# [Directions for this task]
After reading the data below, copy out every line that contains the word "icon".

# [Dataset rows describing interfaces]

_ _ _ _ _

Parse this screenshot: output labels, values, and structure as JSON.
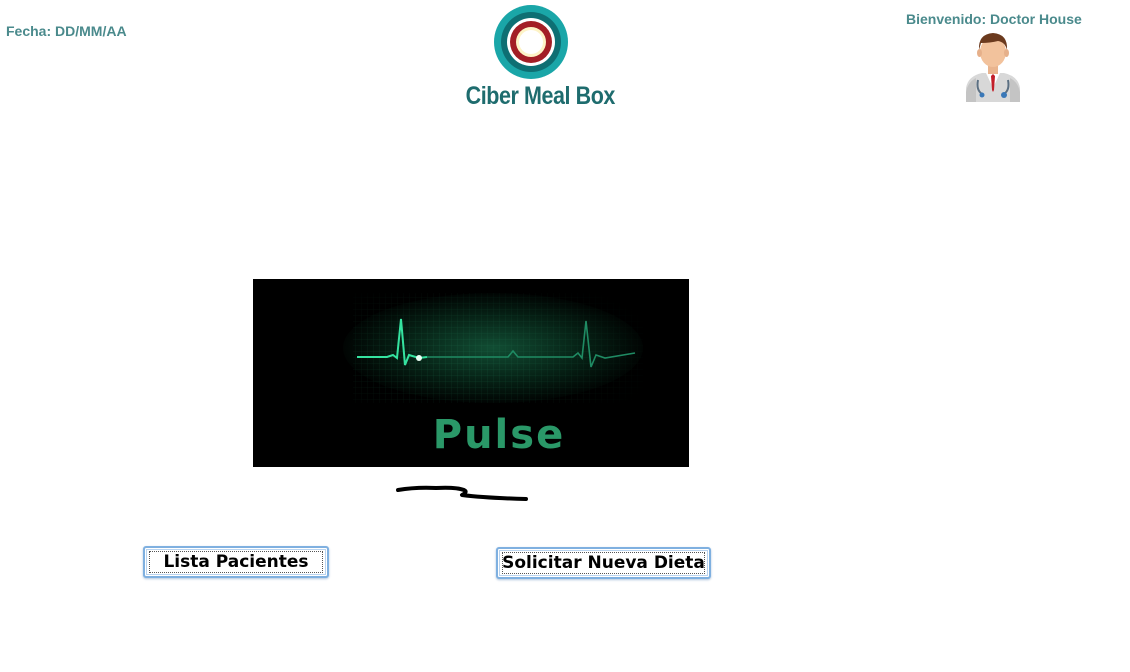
{
  "header": {
    "date_label": "Fecha: DD/MM/AA",
    "welcome_label": "Bienvenido: Doctor House",
    "logo_text": "Ciber Meal Box",
    "avatar_icon": "doctor-avatar-icon"
  },
  "banner": {
    "word": "Pulse",
    "icon": "heartbeat-pulse-icon"
  },
  "actions": {
    "patients_list_label": "Lista Pacientes",
    "request_diet_label": "Solicitar Nueva Dieta"
  },
  "colors": {
    "header_text": "#4a8a8c",
    "logo_teal": "#1e6c6e",
    "pulse_green": "#2a9868",
    "button_border": "#7fb0e0"
  }
}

_ _ _ _ _

# [Response to the exercise]
    "avatar_icon": "doctor-avatar-icon"
    "icon": "heartbeat-pulse-icon"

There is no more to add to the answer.